RFR: 8321371: SpinPause() not implemented for bsd_aarch64/macOS
Erik Österlund
eosterlund at openjdk.org
Fri Dec 15 13:17:40 UTC 2023
On Fri, 15 Dec 2023 12:50:04 GMT, Evgeny Astigeevich <eastigeevich at openjdk.org> wrote:
>> Let’s zoom out and look at the big picture for a bit.
>>
>> So yield is the obvious instruction dedicated for this purpose in the ISA, and has been for a very long time. I suppose early ARM chips didn’t have a whole lot of concurrency and implementing it wasn’t all that beneficial as you frankly didn’t spend considerable time spinning. And now we seemingly have come to a classic chicken and egg problem. Software people like us don’t want to use the obvious yield instruction intended for this exact purpose, because hardware vendors haven’t implemented it. And hardware vendors don’t want to implement it, because no software is using it.
>>
>> It feels like we had a sort of similar situation with neon vs SVE. All hardware was running neon, and nobody was running SVE. That doesn’t make it very encouraging as a software developer to implement SVE support in software, for an imaginary chip that doesn’t exist. And the fact that software doesn’t implement SVE doesn’t make it very encouraging to implement it. Yet we did it because it was the right thing to do, and no benchmark thanked us for it.
>>
>> In the short term, it would seem like a better idea to use ISB, if you look at micro benchmarks. But what we are doing then is IMO what we tell our Java users not to do, and for good reason. We say “don’t use Unsafe to expose JDK and JVM internals that you happen to know how it works today, but you don’t know how it will work tomorrow, so you can look like a winner in a microbenchmark”. We are looking past the intended ISA contract, and look at current implementations today, and finding that as a hack, the ISB instruction which was designed to deal with cross modifying code, and not at all designed for this, is currently a better fit for doing what the yield instruction should have done had it been implemented, as the current ISB implementation has a long latency. And then a couple of years later, when the next LTS is released, a the Apple M3 is released. And then by the time we hit bulk of mainstream adoption, maybe we cycle through M4 and M5, and perhaps we end up with a
hyper threaded core with 4 threads per core, and the isb turns out to be a disaster as it impedes progress of the other threads on the core to avoid shared resources being tripped over by cross modifying code, which is the exact opposite behaviour of what a pause instruction should do. Or maybe it won’t happen and everything is fine. The point is that *we don’t know*.

--- Recorded data ---
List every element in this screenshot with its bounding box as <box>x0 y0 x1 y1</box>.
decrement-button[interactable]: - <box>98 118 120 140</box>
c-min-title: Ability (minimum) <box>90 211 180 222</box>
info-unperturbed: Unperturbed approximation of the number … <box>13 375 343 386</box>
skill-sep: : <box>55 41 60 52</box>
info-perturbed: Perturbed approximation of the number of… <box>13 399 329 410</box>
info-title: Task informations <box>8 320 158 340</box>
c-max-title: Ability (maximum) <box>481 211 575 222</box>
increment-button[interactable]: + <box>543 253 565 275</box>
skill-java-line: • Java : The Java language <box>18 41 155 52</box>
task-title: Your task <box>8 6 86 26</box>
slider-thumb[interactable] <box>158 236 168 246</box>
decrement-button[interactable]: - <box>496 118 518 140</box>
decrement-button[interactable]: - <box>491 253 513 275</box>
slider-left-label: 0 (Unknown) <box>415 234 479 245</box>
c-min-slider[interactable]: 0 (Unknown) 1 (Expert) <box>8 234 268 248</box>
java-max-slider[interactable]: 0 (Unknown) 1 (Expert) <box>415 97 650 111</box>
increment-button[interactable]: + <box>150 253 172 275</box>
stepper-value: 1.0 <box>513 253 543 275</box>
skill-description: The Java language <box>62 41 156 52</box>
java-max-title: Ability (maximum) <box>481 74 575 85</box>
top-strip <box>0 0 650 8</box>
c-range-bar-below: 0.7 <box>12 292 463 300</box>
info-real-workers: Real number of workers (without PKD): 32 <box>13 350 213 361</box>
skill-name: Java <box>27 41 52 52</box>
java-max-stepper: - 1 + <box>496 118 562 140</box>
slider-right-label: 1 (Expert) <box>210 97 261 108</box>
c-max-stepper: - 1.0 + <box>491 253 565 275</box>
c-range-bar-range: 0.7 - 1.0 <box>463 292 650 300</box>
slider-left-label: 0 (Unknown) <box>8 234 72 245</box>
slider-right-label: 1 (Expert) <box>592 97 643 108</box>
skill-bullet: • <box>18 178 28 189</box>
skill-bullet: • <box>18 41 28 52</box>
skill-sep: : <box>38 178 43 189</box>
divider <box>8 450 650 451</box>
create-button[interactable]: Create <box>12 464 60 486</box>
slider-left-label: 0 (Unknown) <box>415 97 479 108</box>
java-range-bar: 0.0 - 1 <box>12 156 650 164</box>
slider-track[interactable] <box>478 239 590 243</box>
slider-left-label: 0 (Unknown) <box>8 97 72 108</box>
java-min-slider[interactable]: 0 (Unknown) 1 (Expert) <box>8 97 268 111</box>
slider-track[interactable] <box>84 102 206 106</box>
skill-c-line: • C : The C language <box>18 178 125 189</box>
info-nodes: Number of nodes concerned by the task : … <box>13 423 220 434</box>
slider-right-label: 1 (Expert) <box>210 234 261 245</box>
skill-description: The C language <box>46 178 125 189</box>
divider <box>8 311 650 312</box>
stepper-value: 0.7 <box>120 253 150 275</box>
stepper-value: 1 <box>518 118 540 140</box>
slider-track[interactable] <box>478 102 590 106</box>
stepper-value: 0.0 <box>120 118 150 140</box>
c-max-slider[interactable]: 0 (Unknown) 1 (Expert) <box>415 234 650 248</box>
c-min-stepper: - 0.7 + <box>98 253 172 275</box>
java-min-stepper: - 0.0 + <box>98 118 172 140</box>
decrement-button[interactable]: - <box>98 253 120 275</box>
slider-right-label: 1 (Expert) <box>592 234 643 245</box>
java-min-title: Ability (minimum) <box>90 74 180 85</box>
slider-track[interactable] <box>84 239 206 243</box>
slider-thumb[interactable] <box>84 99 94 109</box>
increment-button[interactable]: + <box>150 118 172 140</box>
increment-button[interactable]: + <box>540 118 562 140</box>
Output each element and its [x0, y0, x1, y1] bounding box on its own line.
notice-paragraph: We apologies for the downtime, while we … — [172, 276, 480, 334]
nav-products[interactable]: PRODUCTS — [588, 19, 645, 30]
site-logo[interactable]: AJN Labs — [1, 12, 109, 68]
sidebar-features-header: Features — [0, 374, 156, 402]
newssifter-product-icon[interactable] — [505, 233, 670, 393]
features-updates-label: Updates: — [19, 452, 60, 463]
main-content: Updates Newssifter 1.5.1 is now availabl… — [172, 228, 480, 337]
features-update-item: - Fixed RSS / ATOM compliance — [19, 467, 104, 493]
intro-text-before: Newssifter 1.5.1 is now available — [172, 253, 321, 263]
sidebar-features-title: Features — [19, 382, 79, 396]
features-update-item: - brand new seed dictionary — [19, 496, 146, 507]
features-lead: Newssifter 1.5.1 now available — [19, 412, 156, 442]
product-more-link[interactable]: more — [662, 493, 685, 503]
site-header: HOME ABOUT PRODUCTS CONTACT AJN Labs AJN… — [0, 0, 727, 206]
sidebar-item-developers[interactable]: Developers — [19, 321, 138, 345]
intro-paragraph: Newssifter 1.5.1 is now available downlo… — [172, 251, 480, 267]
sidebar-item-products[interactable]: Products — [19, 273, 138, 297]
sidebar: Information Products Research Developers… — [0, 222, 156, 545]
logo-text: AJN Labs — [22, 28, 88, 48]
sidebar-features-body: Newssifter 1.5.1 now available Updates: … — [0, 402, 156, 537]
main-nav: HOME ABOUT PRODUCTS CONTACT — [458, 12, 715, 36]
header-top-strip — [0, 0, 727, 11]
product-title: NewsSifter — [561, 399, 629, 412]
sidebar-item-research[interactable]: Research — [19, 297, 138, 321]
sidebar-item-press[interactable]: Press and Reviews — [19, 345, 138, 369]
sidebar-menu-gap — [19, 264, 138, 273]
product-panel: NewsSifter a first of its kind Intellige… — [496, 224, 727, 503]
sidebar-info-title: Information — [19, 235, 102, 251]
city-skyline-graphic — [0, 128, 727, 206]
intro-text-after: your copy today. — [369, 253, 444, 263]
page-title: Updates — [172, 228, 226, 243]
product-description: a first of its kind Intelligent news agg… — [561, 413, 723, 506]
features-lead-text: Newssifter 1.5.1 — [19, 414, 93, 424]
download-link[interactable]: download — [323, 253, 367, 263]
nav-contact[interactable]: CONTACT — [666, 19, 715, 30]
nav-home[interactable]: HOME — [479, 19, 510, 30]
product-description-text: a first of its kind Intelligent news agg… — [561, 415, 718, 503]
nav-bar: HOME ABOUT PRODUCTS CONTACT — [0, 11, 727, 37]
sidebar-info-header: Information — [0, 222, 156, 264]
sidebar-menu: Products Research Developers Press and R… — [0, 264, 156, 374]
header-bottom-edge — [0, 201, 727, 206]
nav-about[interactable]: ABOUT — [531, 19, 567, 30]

--- Goal ---
Condense the paragraph of the SpinPause post that begins "So yield is the obvious instruction" into a short bulleted list that keeps its main points. The lines here have no connection to the post about SpinPause.

--- Output of the exercise ---
- Yield is the ISA's obvious, long-standing instruction for this purpose.
- Early ARM chips probably had little concurrency and spent little time spinning, so implementing yield wasn't very beneficial.
- This has led to a chicken-and-egg problem:
  - Software developers avoid yield because hardware vendors haven't implemented it.
  - Hardware vendors don't implement it because no software uses it.